(Data listing)
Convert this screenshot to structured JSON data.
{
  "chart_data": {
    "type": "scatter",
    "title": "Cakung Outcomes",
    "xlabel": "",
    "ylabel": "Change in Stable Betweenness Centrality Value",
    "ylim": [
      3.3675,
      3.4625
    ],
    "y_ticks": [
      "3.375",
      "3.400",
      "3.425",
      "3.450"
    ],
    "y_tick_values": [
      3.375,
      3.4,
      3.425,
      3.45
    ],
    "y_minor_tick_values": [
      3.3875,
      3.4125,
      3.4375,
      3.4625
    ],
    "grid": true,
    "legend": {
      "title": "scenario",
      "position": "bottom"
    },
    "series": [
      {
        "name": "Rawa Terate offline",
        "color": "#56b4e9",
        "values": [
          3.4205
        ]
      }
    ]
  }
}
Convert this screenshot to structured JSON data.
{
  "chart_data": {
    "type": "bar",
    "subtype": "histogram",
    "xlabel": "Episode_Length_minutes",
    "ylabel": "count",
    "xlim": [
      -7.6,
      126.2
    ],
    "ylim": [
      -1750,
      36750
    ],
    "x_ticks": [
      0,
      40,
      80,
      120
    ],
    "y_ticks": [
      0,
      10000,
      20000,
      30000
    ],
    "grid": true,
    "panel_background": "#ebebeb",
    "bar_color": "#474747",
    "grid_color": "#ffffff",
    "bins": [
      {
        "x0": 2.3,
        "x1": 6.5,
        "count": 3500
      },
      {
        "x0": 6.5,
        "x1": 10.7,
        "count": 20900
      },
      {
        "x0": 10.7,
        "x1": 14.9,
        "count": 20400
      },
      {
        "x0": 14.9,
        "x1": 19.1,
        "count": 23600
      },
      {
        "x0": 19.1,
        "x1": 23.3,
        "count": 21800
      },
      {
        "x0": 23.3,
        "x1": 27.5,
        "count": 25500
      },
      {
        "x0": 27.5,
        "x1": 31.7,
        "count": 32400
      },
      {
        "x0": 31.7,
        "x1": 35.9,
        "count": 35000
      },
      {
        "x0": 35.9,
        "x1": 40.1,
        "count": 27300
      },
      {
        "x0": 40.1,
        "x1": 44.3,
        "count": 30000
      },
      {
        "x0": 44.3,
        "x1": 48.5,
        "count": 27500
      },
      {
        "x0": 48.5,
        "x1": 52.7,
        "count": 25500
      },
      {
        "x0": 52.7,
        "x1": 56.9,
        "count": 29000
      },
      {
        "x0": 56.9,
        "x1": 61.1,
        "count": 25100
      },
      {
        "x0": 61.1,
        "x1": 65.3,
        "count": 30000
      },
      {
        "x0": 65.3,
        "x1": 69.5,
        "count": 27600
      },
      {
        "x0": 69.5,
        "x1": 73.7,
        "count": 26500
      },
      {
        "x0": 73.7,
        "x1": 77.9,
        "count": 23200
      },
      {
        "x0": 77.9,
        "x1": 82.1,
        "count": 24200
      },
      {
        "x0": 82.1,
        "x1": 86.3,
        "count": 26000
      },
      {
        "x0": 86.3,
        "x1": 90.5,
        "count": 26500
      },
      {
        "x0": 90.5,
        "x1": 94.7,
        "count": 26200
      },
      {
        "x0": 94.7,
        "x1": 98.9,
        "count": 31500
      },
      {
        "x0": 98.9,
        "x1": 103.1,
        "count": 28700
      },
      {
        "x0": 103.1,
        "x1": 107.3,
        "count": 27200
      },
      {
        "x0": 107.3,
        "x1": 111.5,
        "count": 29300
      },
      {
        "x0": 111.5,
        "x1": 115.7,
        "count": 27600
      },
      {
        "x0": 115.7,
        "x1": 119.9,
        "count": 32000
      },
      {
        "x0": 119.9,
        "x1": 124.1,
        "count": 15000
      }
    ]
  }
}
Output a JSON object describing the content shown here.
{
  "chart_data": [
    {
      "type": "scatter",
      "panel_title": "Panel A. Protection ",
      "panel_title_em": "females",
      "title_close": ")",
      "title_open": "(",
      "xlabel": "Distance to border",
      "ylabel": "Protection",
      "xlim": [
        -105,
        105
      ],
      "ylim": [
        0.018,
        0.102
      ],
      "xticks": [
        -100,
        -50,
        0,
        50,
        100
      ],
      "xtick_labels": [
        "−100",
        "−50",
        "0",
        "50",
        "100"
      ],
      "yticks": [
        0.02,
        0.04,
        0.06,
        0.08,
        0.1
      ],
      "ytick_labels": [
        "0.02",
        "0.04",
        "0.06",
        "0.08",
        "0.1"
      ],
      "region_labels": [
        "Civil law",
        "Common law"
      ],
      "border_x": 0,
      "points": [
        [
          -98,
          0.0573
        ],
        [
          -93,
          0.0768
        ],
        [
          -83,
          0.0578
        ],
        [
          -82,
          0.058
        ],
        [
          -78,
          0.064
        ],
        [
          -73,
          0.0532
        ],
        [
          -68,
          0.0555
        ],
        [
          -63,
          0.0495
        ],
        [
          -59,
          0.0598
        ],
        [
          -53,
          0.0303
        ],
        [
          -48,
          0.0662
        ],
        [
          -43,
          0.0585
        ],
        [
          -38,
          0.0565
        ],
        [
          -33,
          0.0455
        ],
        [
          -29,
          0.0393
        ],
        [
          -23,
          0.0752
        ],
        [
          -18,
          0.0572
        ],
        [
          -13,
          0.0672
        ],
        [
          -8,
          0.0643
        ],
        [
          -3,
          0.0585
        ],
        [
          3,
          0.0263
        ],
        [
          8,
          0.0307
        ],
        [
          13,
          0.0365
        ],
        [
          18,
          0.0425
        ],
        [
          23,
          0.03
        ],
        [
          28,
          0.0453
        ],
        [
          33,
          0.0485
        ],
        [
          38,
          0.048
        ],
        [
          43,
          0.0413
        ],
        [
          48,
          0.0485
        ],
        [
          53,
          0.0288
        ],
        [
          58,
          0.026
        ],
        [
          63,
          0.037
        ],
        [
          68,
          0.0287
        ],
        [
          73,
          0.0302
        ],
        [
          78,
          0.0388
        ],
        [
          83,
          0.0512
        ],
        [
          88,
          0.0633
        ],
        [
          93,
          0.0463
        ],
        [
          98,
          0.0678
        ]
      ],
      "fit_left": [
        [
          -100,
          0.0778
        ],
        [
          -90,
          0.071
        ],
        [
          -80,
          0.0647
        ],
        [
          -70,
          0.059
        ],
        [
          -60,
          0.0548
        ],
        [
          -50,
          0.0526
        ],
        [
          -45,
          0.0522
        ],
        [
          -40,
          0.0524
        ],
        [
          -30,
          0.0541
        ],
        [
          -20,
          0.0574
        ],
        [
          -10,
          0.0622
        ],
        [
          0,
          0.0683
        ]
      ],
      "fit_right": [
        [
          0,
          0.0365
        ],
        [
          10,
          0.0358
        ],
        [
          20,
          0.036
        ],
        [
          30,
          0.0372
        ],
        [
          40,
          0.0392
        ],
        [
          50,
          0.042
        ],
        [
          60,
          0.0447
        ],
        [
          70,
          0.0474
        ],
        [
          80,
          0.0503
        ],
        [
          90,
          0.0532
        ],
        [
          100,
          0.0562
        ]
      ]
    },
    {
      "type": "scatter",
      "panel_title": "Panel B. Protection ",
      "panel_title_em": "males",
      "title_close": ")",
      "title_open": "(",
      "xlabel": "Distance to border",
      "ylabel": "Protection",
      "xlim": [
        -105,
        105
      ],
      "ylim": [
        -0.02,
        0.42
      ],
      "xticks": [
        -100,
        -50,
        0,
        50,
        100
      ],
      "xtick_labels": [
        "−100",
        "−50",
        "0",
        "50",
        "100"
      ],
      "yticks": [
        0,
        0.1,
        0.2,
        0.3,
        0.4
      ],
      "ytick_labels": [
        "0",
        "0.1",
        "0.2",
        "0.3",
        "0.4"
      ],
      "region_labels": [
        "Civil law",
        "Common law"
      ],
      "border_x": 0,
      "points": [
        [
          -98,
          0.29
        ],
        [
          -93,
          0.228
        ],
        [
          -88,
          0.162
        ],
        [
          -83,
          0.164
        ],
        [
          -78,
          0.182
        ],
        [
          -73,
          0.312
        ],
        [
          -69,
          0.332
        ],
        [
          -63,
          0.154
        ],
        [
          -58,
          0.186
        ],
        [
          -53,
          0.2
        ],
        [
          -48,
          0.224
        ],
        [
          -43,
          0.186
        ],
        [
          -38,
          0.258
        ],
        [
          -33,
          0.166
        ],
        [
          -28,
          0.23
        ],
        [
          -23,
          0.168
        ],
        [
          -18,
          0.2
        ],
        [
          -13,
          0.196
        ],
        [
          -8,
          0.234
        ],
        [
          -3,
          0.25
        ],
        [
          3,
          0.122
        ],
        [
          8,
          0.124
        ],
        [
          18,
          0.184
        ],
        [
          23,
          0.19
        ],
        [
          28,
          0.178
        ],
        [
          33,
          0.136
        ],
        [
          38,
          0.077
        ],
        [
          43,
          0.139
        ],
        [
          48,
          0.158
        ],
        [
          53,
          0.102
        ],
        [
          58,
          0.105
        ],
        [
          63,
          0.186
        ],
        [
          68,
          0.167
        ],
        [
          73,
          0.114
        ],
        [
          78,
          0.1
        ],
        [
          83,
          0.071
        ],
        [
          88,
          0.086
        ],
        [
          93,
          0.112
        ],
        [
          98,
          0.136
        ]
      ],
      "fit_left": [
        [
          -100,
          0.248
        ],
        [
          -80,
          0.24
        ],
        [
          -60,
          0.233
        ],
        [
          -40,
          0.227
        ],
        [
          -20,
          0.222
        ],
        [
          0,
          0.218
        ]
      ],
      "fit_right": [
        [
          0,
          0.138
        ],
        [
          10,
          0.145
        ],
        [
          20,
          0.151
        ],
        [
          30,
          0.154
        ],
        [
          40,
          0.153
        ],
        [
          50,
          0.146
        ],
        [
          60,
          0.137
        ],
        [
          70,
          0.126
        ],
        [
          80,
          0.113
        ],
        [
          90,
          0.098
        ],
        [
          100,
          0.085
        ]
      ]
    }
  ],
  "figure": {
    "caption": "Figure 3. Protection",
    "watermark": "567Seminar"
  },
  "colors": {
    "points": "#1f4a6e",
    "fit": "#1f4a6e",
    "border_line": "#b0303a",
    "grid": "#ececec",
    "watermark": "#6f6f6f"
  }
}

_Required work_
Read the lines above. Gather those in which the string "watermark" is found.

_Finished answer_
    "watermark": "567Seminar"
    "watermark": "#6f6f6f"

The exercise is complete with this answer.